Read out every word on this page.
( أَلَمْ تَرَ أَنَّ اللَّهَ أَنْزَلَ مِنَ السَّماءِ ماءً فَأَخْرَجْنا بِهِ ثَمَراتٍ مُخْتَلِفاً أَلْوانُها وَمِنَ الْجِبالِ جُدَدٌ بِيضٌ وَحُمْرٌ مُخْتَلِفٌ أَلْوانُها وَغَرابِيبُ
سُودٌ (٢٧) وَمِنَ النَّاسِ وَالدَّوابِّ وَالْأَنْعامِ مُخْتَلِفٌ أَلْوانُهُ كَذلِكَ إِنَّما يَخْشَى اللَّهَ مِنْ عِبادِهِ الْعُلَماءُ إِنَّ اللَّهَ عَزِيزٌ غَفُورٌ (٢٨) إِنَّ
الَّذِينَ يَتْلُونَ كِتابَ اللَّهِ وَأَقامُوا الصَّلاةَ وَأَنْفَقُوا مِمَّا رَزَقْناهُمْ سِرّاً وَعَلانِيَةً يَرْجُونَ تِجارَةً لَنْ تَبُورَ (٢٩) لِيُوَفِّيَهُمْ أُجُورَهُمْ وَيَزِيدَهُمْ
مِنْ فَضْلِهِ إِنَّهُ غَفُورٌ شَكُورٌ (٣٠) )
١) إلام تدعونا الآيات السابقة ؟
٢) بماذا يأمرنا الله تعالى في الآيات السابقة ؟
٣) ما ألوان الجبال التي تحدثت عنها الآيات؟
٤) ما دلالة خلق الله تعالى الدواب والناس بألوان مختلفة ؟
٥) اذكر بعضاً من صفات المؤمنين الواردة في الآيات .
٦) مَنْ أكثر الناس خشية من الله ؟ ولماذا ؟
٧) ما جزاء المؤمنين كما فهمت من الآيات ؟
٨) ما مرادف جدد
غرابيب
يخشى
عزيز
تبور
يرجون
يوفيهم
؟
☆ ☆ ☆ ☆ ☆
> Task to complete
Reproduce all of the data exactly as given.

> Worked solution
Read out every word on this page.
( أَلَمْ تَرَ أَنَّ اللَّهَ أَنْزَلَ مِنَ السَّماءِ ماءً فَأَخْرَجْنا بِهِ ثَمَراتٍ مُخْتَلِفاً أَلْوانُها وَمِنَ الْجِبالِ جُدَدٌ بِيضٌ وَحُمْرٌ مُخْتَلِفٌ أَلْوانُها وَغَرابِيبُ
سُودٌ (٢٧) وَمِنَ النَّاسِ وَالدَّوابِّ وَالْأَنْعامِ مُخْتَلِفٌ أَلْوانُهُ كَذلِكَ إِنَّما يَخْشَى اللَّهَ مِنْ عِبادِهِ الْعُلَماءُ إِنَّ اللَّهَ عَزِيزٌ غَفُورٌ (٢٨) إِنَّ
الَّذِينَ يَتْلُونَ كِتابَ اللَّهِ وَأَقامُوا الصَّلاةَ وَأَنْفَقُوا مِمَّا رَزَقْناهُمْ سِرّاً وَعَلانِيَةً يَرْجُونَ تِجارَةً لَنْ تَبُورَ (٢٩) لِيُوَفِّيَهُمْ أُجُورَهُمْ وَيَزِيدَهُمْ
مِنْ فَضْلِهِ إِنَّهُ غَفُورٌ شَكُورٌ (٣٠) )
١) إلام تدعونا الآيات السابقة ؟
٢) بماذا يأمرنا الله تعالى في الآيات السابقة ؟
٣) ما ألوان الجبال التي تحدثت عنها الآيات؟
٤) ما دلالة خلق الله تعالى الدواب والناس بألوان مختلفة ؟
٥) اذكر بعضاً من صفات المؤمنين الواردة في الآيات .
٦) مَنْ أكثر الناس خشية من الله ؟ ولماذا ؟
٧) ما جزاء المؤمنين كما فهمت من الآيات ؟
٨) ما مرادف جدد
غرابيب
يخشى
عزيز
تبور
يرجون
يوفيهم
؟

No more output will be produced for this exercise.